■ **What the task asks**
Copy the records below exactly as they are written.

"""

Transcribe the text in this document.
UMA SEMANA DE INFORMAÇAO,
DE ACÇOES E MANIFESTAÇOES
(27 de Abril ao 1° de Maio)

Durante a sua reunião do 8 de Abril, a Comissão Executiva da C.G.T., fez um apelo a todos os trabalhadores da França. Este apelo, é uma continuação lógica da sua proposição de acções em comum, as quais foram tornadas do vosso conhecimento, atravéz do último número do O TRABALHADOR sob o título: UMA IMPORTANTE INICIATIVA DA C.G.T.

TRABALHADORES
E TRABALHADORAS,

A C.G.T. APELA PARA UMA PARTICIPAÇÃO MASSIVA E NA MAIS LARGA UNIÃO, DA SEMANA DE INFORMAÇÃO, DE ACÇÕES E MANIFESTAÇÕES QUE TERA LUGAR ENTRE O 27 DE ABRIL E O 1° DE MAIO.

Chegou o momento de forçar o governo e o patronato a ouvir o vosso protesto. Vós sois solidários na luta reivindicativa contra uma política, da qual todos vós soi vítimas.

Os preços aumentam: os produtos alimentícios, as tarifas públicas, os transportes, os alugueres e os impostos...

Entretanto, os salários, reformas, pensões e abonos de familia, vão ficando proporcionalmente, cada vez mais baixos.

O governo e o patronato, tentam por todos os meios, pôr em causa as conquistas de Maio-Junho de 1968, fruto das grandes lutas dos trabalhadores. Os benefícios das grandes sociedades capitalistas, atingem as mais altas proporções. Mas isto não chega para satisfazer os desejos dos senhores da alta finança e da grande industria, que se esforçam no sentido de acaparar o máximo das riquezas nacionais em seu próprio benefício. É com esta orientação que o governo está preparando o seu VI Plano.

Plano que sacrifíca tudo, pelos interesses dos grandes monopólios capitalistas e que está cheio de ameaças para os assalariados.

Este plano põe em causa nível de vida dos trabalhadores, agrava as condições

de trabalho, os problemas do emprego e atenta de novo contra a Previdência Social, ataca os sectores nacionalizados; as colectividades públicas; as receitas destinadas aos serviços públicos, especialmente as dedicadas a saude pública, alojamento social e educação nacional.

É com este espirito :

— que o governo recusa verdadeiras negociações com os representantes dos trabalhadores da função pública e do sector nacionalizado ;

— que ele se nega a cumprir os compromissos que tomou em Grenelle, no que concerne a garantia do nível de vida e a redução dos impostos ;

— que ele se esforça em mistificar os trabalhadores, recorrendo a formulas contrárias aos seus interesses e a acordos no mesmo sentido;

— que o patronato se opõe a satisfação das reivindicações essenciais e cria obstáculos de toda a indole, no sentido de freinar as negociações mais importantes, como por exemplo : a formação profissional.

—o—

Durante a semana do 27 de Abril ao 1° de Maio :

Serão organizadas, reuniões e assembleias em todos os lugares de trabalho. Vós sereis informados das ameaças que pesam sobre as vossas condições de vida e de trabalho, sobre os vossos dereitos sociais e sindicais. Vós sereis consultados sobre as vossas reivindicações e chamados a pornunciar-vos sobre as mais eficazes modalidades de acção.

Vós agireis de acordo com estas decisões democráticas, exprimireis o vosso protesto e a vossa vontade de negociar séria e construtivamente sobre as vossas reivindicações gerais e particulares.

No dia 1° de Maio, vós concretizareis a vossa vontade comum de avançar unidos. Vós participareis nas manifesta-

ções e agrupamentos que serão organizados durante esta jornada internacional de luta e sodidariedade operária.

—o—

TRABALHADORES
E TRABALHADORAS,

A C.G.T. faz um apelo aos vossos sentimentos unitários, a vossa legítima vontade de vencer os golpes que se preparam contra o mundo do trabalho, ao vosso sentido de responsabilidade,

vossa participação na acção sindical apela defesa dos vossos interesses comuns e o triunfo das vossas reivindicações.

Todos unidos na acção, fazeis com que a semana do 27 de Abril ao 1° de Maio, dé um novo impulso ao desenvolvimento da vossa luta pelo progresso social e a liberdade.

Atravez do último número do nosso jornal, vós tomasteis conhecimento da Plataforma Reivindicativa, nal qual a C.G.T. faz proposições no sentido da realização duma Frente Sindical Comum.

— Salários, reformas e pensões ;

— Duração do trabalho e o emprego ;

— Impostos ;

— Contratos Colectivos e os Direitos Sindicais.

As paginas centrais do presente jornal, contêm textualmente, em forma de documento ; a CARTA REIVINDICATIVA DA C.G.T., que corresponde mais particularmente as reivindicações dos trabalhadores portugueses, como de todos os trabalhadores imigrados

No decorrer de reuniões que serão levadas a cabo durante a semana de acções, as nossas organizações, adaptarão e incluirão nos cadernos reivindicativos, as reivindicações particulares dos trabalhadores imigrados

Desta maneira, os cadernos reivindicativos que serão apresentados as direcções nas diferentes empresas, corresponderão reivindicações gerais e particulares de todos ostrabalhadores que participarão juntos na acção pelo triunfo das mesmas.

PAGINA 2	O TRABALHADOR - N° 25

"""

■ **Reply to the exercise**
Transcribe the text in this document.
UMA SEMANA DE INFORMAÇAO,
DE ACÇOES E MANIFESTAÇOES
(27 de Abril ao 1° de Maio)

Durante a sua reunião do 8 de Abril, a Comissão Executiva da C.G.T., fez um apelo a todos os trabalhadores da França. Este apelo, é uma continuação lógica da sua proposição de acções em comum, as quais foram tornadas do vosso conhecimento, atravéz do último número do O TRABALHADOR sob o título: UMA IMPORTANTE INICIATIVA DA C.G.T.

TRABALHADORES
E TRABALHADORAS,

A C.G.T. APELA PARA UMA PARTICIPAÇÃO MASSIVA E NA MAIS LARGA UNIÃO, DA SEMANA DE INFORMAÇÃO, DE ACÇÕES E MANIFESTAÇÕES QUE TERA LUGAR ENTRE O 27 DE ABRIL E O 1° DE MAIO.

Chegou o momento de forçar o governo e o patronato a ouvir o vosso protesto. Vós sois solidários na luta reivindicativa contra uma política, da qual todos vós soi vítimas.

Os preços aumentam: os produtos alimentícios, as tarifas públicas, os transportes, os alugueres e os impostos...

Entretanto, os salários, reformas, pensões e abonos de familia, vão ficando proporcionalmente, cada vez mais baixos.

O governo e o patronato, tentam por todos os meios, pôr em causa as conquistas de Maio-Junho de 1968, fruto das grandes lutas dos trabalhadores. Os benefícios das grandes sociedades capitalistas, atingem as mais altas proporções. Mas isto não chega para satisfazer os desejos dos senhores da alta finança e da grande industria, que se esforçam no sentido de acaparar o máximo das riquezas nacionais em seu próprio benefício. É com esta orientação que o governo está preparando o seu VI Plano.

Plano que sacrifíca tudo, pelos interesses dos grandes monopólios capitalistas e que está cheio de ameaças para os assalariados.

Este plano põe em causa nível de vida dos trabalhadores, agrava as condições

de trabalho, os problemas do emprego e atenta de novo contra a Previdência Social, ataca os sectores nacionalizados; as colectividades públicas; as receitas destinadas aos serviços públicos, especialmente as dedicadas a saude pública, alojamento social e educação nacional.

É com este espirito :

— que o governo recusa verdadeiras negociações com os representantes dos trabalhadores da função pública e do sector nacionalizado ;

— que ele se nega a cumprir os compromissos que tomou em Grenelle, no que concerne a garantia do nível de vida e a redução dos impostos ;

— que ele se esforça em mistificar os trabalhadores, recorrendo a formulas contrárias aos seus interesses e a acordos no mesmo sentido;

— que o patronato se opõe a satisfação das reivindicações essenciais e cria obstáculos de toda a indole, no sentido de freinar as negociações mais importantes, como por exemplo : a formação profissional.

—o—

Durante a semana do 27 de Abril ao 1° de Maio :

Serão organizadas, reuniões e assembleias em todos os lugares de trabalho. Vós sereis informados das ameaças que pesam sobre as vossas condições de vida e de trabalho, sobre os vossos dereitos sociais e sindicais. Vós sereis consultados sobre as vossas reivindicações e chamados a pornunciar-vos sobre as mais eficazes modalidades de acção.

Vós agireis de acordo com estas decisões democráticas, exprimireis o vosso protesto e a vossa vontade de negociar séria e construtivamente sobre as vossas reivindicações gerais e particulares.

No dia 1° de Maio, vós concretizareis a vossa vontade comum de avançar unidos. Vós participareis nas manifesta-

ções e agrupamentos que serão organizados durante esta jornada internacional de luta e sodidariedade operária.

—o—

TRABALHADORES
E TRABALHADORAS,

A C.G.T. faz um apelo aos vossos sentimentos unitários, a vossa legítima vontade de vencer os golpes que se preparam contra o mundo do trabalho, ao vosso sentido de responsabilidade,

vossa participação na acção sindical apela defesa dos vossos interesses comuns e o triunfo das vossas reivindicações.

Todos unidos na acção, fazeis com que a semana do 27 de Abril ao 1° de Maio, dé um novo impulso ao desenvolvimento da vossa luta pelo progresso social e a liberdade.

Atravez do último número do nosso jornal, vós tomasteis conhecimento da Plataforma Reivindicativa, nal qual a C.G.T. faz proposições no sentido da realização duma Frente Sindical Comum.

— Salários, reformas e pensões ;

— Duração do trabalho e o emprego ;

— Impostos ;

— Contratos Colectivos e os Direitos Sindicais.

As paginas centrais do presente jornal, contêm textualmente, em forma de documento ; a CARTA REIVINDICATIVA DA C.G.T., que corresponde mais particularmente as reivindicações dos trabalhadores portugueses, como de todos os trabalhadores imigrados

No decorrer de reuniões que serão levadas a cabo durante a semana de acções, as nossas organizações, adaptarão e incluirão nos cadernos reivindicativos, as reivindicações particulares dos trabalhadores imigrados

Desta maneira, os cadernos reivindicativos que serão apresentados as direcções nas diferentes empresas, corresponderão reivindicações gerais e particulares de todos ostrabalhadores que participarão juntos na acção pelo triunfo das mesmas.

PAGINA 2	O TRABALHADOR - N° 25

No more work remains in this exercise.